▶ Instructions to follow
Please reproduce every record, keeping each one exactly as written.

▶ Structured figure records
↓↓↓

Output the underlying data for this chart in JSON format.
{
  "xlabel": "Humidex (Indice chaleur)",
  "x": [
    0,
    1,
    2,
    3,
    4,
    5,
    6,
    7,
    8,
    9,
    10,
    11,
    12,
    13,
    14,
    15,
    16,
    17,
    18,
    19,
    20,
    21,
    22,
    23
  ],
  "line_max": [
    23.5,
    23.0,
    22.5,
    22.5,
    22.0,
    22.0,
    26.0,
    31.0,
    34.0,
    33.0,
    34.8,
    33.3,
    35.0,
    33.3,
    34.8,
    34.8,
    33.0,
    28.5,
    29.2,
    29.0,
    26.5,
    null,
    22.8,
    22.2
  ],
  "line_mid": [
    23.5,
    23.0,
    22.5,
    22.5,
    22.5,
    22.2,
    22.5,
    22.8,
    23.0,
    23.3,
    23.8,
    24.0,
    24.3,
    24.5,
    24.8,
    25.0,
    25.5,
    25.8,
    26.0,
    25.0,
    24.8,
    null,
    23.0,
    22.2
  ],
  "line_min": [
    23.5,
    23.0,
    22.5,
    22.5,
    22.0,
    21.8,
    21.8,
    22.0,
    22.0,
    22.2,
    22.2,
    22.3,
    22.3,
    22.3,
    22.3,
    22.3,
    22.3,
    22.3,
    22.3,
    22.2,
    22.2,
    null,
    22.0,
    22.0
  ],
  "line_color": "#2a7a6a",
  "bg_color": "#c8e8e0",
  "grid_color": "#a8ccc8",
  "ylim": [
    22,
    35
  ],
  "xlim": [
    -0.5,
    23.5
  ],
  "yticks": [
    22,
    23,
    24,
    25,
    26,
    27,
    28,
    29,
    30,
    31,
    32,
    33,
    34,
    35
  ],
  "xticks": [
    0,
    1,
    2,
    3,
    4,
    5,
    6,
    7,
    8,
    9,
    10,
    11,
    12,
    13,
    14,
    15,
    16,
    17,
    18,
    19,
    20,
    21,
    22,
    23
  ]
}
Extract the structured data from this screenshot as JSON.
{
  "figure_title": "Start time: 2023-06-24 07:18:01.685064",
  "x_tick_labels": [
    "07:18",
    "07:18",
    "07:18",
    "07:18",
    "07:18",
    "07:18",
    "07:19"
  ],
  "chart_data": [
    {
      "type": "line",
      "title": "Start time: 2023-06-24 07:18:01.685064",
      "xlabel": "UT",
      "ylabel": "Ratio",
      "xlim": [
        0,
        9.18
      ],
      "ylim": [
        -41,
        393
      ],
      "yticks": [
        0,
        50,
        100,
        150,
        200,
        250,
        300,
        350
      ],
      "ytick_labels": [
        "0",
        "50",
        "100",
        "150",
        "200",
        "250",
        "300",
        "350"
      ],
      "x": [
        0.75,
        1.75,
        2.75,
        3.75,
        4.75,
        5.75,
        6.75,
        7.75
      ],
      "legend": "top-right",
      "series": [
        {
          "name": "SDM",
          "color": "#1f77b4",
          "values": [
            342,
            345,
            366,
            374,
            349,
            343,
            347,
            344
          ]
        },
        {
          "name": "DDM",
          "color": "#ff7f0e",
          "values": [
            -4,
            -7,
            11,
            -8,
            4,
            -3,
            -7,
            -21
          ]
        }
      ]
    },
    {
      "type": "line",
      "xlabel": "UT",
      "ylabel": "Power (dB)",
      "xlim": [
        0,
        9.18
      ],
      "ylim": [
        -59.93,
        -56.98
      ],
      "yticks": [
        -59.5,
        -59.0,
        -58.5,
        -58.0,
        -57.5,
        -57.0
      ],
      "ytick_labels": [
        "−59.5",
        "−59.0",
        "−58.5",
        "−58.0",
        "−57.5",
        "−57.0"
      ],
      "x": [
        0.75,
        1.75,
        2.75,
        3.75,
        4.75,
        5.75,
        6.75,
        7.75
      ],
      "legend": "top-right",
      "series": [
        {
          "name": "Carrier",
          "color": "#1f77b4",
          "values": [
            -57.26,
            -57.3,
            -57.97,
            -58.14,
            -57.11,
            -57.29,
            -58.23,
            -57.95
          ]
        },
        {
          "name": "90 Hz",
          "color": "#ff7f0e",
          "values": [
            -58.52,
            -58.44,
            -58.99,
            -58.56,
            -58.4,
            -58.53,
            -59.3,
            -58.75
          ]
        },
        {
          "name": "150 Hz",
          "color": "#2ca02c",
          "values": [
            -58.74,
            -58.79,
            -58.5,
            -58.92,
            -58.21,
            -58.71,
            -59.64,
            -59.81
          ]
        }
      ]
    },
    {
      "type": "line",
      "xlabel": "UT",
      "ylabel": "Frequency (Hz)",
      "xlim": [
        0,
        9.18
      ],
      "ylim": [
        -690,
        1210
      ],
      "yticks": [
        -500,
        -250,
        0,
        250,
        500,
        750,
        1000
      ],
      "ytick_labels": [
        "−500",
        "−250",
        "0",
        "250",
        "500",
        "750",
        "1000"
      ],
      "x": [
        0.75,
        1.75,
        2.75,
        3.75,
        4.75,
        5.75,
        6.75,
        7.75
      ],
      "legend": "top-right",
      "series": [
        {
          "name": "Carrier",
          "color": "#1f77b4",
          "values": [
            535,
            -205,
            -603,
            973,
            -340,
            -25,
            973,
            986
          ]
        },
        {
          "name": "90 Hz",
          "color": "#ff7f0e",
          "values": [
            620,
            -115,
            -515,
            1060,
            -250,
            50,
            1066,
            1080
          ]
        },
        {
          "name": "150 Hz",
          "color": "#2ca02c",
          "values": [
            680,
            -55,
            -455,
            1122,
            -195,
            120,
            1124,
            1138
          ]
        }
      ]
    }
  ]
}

↑↑↑

▶ Response below
Output the underlying data for this chart in JSON format.
{
  "xlabel": "Humidex (Indice chaleur)",
  "x": [
    0,
    1,
    2,
    3,
    4,
    5,
    6,
    7,
    8,
    9,
    10,
    11,
    12,
    13,
    14,
    15,
    16,
    17,
    18,
    19,
    20,
    21,
    22,
    23
  ],
  "line_max": [
    23.5,
    23.0,
    22.5,
    22.5,
    22.0,
    22.0,
    26.0,
    31.0,
    34.0,
    33.0,
    34.8,
    33.3,
    35.0,
    33.3,
    34.8,
    34.8,
    33.0,
    28.5,
    29.2,
    29.0,
    26.5,
    null,
    22.8,
    22.2
  ],
  "line_mid": [
    23.5,
    23.0,
    22.5,
    22.5,
    22.5,
    22.2,
    22.5,
    22.8,
    23.0,
    23.3,
    23.8,
    24.0,
    24.3,
    24.5,
    24.8,
    25.0,
    25.5,
    25.8,
    26.0,
    25.0,
    24.8,
    null,
    23.0,
    22.2
  ],
  "line_min": [
    23.5,
    23.0,
    22.5,
    22.5,
    22.0,
    21.8,
    21.8,
    22.0,
    22.0,
    22.2,
    22.2,
    22.3,
    22.3,
    22.3,
    22.3,
    22.3,
    22.3,
    22.3,
    22.3,
    22.2,
    22.2,
    null,
    22.0,
    22.0
  ],
  "line_color": "#2a7a6a",
  "bg_color": "#c8e8e0",
  "grid_color": "#a8ccc8",
  "ylim": [
    22,
    35
  ],
  "xlim": [
    -0.5,
    23.5
  ],
  "yticks": [
    22,
    23,
    24,
    25,
    26,
    27,
    28,
    29,
    30,
    31,
    32,
    33,
    34,
    35
  ],
  "xticks": [
    0,
    1,
    2,
    3,
    4,
    5,
    6,
    7,
    8,
    9,
    10,
    11,
    12,
    13,
    14,
    15,
    16,
    17,
    18,
    19,
    20,
    21,
    22,
    23
  ]
}
Extract the structured data from this screenshot as JSON.
{
  "figure_title": "Start time: 2023-06-24 07:18:01.685064",
  "x_tick_labels": [
    "07:18",
    "07:18",
    "07:18",
    "07:18",
    "07:18",
    "07:18",
    "07:19"
  ],
  "chart_data": [
    {
      "type": "line",
      "title": "Start time: 2023-06-24 07:18:01.685064",
      "xlabel": "UT",
      "ylabel": "Ratio",
      "xlim": [
        0,
        9.18
      ],
      "ylim": [
        -41,
        393
      ],
      "yticks": [
        0,
        50,
        100,
        150,
        200,
        250,
        300,
        350
      ],
      "ytick_labels": [
        "0",
        "50",
        "100",
        "150",
        "200",
        "250",
        "300",
        "350"
      ],
      "x": [
        0.75,
        1.75,
        2.75,
        3.75,
        4.75,
        5.75,
        6.75,
        7.75
      ],
      "legend": "top-right",
      "series": [
        {
          "name": "SDM",
          "color": "#1f77b4",
          "values": [
            342,
            345,
            366,
            374,
            349,
            343,
            347,
            344
          ]
        },
        {
          "name": "DDM",
          "color": "#ff7f0e",
          "values": [
            -4,
            -7,
            11,
            -8,
            4,
            -3,
            -7,
            -21
          ]
        }
      ]
    },
    {
      "type": "line",
      "xlabel": "UT",
      "ylabel": "Power (dB)",
      "xlim": [
        0,
        9.18
      ],
      "ylim": [
        -59.93,
        -56.98
      ],
      "yticks": [
        -59.5,
        -59.0,
        -58.5,
        -58.0,
        -57.5,
        -57.0
      ],
      "ytick_labels": [
        "−59.5",
        "−59.0",
        "−58.5",
        "−58.0",
        "−57.5",
        "−57.0"
      ],
      "x": [
        0.75,
        1.75,
        2.75,
        3.75,
        4.75,
        5.75,
        6.75,
        7.75
      ],
      "legend": "top-right",
      "series": [
        {
          "name": "Carrier",
          "color": "#1f77b4",
          "values": [
            -57.26,
            -57.3,
            -57.97,
            -58.14,
            -57.11,
            -57.29,
            -58.23,
            -57.95
          ]
        },
        {
          "name": "90 Hz",
          "color": "#ff7f0e",
          "values": [
            -58.52,
            -58.44,
            -58.99,
            -58.56,
            -58.4,
            -58.53,
            -59.3,
            -58.75
          ]
        },
        {
          "name": "150 Hz",
          "color": "#2ca02c",
          "values": [
            -58.74,
            -58.79,
            -58.5,
            -58.92,
            -58.21,
            -58.71,
            -59.64,
            -59.81
          ]
        }
      ]
    },
    {
      "type": "line",
      "xlabel": "UT",
      "ylabel": "Frequency (Hz)",
      "xlim": [
        0,
        9.18
      ],
      "ylim": [
        -690,
        1210
      ],
      "yticks": [
        -500,
        -250,
        0,
        250,
        500,
        750,
        1000
      ],
      "ytick_labels": [
        "−500",
        "−250",
        "0",
        "250",
        "500",
        "750",
        "1000"
      ],
      "x": [
        0.75,
        1.75,
        2.75,
        3.75,
        4.75,
        5.75,
        6.75,
        7.75
      ],
      "legend": "top-right",
      "series": [
        {
          "name": "Carrier",
          "color": "#1f77b4",
          "values": [
            535,
            -205,
            -603,
            973,
            -340,
            -25,
            973,
            986
          ]
        },
        {
          "name": "90 Hz",
          "color": "#ff7f0e",
          "values": [
            620,
            -115,
            -515,
            1060,
            -250,
            50,
            1066,
            1080
          ]
        },
        {
          "name": "150 Hz",
          "color": "#2ca02c",
          "values": [
            680,
            -55,
            -455,
            1122,
            -195,
            120,
            1124,
            1138
          ]
        }
      ]
    }
  ]
}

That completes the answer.